* Stated goal
Write out the data below word for word, starting at its first line and stopping after the line that contains "labels.E.l2: based on".

* Record list
════════════════
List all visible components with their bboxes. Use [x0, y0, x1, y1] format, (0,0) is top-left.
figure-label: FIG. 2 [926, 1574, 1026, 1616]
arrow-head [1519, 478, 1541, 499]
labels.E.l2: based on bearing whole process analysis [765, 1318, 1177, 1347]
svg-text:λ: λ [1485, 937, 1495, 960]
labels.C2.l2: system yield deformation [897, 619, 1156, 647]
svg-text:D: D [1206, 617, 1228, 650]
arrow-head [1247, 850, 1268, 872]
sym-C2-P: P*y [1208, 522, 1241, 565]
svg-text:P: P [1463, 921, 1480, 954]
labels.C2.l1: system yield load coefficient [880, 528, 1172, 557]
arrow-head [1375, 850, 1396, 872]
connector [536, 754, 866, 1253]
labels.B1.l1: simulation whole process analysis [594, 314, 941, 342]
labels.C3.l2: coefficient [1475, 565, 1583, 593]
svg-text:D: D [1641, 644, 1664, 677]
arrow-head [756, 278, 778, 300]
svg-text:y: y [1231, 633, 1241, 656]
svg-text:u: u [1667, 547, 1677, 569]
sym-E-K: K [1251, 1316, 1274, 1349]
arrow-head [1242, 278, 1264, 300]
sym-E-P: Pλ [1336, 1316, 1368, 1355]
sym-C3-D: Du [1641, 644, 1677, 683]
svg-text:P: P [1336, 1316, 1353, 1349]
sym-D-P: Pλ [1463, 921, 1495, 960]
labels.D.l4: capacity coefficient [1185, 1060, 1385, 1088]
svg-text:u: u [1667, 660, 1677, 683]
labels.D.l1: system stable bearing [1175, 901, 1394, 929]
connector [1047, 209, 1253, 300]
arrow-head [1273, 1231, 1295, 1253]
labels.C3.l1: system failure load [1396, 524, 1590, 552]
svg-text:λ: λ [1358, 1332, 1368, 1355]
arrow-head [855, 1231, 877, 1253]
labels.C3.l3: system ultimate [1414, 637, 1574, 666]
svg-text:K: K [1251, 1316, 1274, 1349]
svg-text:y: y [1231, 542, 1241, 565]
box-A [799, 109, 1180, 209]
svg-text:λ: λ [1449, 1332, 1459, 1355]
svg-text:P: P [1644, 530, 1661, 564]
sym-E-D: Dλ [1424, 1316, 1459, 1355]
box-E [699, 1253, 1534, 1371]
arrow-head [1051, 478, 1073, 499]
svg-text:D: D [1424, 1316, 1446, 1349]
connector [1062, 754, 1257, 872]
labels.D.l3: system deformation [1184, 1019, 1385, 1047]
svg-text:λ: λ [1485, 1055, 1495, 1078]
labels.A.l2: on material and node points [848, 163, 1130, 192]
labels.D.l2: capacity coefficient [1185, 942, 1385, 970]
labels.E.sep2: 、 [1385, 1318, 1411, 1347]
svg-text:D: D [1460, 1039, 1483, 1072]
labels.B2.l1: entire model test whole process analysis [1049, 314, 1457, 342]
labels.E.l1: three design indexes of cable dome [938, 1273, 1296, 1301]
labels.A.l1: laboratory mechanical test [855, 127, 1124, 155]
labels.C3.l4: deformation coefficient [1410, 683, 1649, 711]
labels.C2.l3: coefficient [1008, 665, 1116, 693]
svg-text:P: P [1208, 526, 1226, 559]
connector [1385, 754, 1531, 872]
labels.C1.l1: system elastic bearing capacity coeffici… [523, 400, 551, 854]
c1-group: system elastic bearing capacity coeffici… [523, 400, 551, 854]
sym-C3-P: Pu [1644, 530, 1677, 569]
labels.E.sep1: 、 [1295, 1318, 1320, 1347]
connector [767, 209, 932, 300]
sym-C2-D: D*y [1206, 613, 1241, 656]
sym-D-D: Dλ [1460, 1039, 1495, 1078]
════════════════
* Response for this exercise
List all visible components with their bboxes. Use [x0, y0, x1, y1] format, (0,0) is top-left.
figure-label: FIG. 2 [926, 1574, 1026, 1616]
arrow-head [1519, 478, 1541, 499]
labels.E.l2: based on bearing whole process analysis [765, 1318, 1177, 1347]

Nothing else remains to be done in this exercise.